» **Source extract**
—————

Apps & PATs
Available for Enterprise Tier Only
The Apps & PATs page provides visibility into all GitHub Apps and Personal Access Tokens (PATs) that have access to your GitHub organization.
This view helps security and platform teams understand which integrations and tokens exist, what permissions they have, and where they are used across the organization.
Why Reviewing Apps & PATs Matters
GitHub Apps and Personal Access Tokens are commonly used to power CI/CD workflows, automation, and third-party integrations. Over time, organizations often accumulate:
Apps with broad or outdated permissions
Tokens that are long-lived or rarely reviewed
Access owned by users or service accounts that no longer require it
These identities can introduce supply chain and CI/CD risk if they are over-privileged, unused, or poorly maintained. The Apps & PATs page helps teams continuously review and reduce this risk by making identity and access visibility easy and actionable.

—————

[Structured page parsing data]
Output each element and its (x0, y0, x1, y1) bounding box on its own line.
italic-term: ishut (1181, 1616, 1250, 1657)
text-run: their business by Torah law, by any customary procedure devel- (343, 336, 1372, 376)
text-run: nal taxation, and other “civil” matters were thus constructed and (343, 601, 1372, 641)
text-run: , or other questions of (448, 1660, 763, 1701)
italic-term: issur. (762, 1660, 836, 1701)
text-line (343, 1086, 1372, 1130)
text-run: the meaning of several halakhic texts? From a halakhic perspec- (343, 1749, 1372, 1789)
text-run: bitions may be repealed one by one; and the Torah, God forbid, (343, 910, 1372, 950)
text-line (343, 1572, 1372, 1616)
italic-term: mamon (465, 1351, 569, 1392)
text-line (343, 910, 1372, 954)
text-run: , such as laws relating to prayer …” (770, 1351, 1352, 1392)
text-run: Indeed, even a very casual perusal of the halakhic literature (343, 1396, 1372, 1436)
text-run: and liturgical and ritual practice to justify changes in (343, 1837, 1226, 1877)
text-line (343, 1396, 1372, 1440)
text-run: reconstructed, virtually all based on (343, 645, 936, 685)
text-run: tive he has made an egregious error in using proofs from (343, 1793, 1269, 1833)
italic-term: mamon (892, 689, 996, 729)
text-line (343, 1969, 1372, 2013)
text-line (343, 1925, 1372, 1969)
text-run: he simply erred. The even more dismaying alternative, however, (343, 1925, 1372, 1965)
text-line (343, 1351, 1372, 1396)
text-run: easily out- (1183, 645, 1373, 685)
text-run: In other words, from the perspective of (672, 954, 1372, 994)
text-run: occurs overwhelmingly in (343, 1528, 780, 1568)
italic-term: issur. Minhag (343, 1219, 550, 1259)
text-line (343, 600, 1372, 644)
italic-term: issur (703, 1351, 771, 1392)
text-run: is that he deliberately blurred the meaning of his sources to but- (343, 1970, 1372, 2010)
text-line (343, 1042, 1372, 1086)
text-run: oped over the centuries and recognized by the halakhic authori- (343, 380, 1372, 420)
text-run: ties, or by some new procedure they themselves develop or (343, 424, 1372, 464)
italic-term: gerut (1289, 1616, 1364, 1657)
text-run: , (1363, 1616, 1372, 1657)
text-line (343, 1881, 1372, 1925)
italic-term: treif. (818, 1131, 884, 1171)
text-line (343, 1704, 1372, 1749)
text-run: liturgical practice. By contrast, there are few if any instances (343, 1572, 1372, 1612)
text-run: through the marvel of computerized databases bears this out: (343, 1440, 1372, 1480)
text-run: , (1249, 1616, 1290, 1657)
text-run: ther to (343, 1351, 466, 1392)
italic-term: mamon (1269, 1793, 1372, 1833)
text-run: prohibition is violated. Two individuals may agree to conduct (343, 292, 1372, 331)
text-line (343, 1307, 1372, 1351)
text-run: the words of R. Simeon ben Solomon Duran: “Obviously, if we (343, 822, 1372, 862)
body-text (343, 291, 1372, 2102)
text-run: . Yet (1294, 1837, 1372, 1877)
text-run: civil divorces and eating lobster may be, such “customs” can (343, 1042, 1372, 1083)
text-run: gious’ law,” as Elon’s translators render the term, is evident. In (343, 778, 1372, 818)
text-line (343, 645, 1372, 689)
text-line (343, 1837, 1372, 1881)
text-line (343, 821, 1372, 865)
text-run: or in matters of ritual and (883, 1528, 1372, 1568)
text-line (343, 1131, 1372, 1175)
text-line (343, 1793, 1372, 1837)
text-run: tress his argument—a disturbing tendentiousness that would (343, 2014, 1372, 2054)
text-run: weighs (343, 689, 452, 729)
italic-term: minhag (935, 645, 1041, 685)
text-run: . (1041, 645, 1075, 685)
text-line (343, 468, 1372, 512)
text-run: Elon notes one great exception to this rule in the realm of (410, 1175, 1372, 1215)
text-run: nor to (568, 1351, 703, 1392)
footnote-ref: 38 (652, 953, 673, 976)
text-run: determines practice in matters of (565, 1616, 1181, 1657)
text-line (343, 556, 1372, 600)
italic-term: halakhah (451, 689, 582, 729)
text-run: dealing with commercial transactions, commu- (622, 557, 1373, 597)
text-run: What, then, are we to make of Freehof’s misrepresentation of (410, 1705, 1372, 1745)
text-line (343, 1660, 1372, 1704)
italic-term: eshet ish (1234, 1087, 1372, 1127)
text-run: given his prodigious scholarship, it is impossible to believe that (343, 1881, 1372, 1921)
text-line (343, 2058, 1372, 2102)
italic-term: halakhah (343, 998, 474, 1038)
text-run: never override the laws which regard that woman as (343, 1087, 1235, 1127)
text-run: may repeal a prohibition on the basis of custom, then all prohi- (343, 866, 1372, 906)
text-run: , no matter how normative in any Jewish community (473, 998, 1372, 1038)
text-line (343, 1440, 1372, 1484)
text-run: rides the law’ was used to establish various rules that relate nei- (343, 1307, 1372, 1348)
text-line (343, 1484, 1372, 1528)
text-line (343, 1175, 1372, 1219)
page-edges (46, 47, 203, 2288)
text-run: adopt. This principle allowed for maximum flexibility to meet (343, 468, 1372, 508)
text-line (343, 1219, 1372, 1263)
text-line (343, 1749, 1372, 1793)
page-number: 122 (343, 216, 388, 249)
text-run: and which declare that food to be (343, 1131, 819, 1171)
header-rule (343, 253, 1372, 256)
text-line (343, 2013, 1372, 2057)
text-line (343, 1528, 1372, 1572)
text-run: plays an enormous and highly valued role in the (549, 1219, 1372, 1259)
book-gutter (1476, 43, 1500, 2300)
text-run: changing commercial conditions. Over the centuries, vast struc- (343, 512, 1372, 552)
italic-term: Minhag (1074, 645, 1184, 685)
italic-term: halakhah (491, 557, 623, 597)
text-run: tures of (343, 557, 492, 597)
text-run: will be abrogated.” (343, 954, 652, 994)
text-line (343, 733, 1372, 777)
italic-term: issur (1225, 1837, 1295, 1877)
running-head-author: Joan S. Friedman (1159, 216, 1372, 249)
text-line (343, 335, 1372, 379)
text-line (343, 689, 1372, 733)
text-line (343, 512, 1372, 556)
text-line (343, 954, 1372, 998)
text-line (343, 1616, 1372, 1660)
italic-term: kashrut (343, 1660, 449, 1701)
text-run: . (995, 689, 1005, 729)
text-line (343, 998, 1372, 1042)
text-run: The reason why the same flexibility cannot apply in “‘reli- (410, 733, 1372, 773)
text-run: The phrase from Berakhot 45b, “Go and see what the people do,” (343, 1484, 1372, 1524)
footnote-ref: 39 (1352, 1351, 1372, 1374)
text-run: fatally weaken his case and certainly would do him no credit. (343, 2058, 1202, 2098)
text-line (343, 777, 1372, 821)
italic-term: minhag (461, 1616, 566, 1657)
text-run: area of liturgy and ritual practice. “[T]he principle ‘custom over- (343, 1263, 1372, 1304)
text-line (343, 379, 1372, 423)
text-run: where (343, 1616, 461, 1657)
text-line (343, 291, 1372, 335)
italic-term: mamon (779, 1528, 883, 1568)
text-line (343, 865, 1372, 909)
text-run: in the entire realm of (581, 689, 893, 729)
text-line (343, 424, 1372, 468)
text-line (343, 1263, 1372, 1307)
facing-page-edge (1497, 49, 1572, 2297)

—————

» **Required work**
[1] From the Apps & PATs documentation, list the things organizations often accumulate over time.
[2] Please answer these questions from the Apps & PATs documentation:
(a) Which tier is the Apps & PATs page available for?
(b) Which teams does this view help?
(c) What kinds of risk can over-privileged, unused, or poorly maintained identities introduce?
[3] Pick up the Apps & PATs documentation after its last sentence and continue it.
Nothing in the listing is required for the work here.

» **Exercise results**
[1]
- Apps with broad or outdated permissions
- Tokens that are long-lived or rarely reviewed
- Access owned by users or service accounts that no longer require it

[2]
(a) Enterprise Tier only
(b) Security and platform teams
(c) Supply chain and CI/CD risk

[3]
GitHub Apps
The GitHub Apps tab shows all third-party apps installed in the organization.

For each app, StepSecurity displays:
App name and App ID
Granted permissions grouped by scope(red for admin, orange for write, blue for read operations)
Installation scope:
All repositories
Selected repositories
GitHub events the app can receive, such as workflow_run or workflow_job
Installation timestamp
Current status
Fine-Grained PATs
The Fine-Grained PATs section displays all fine-grained personal access tokens that have access to organization resources.

For each token, StepSecurity shows:
Owner
Token ID
Granted permissions
Repository access scope:
All repositories
Selected repositories
Creation time
Expiration time
Last used timestamp
Current status
This view helps teams understand which fine-grained tokens exist, who owns them, and how broadly they are scoped.
Classic PATs
The Classic PATs section shows classic personal access tokens that are authorized for the organization via SAML/SSO.

For each token, StepSecurity displays:
Owner
Credential ID
Token identifier (last 8 characters)
Authorized scopes
Authorization timestamp
Classic PATs do not support fine-grained permissions and are often long-lived. Visibility into these tokens is critical for reducing organization-wide risk.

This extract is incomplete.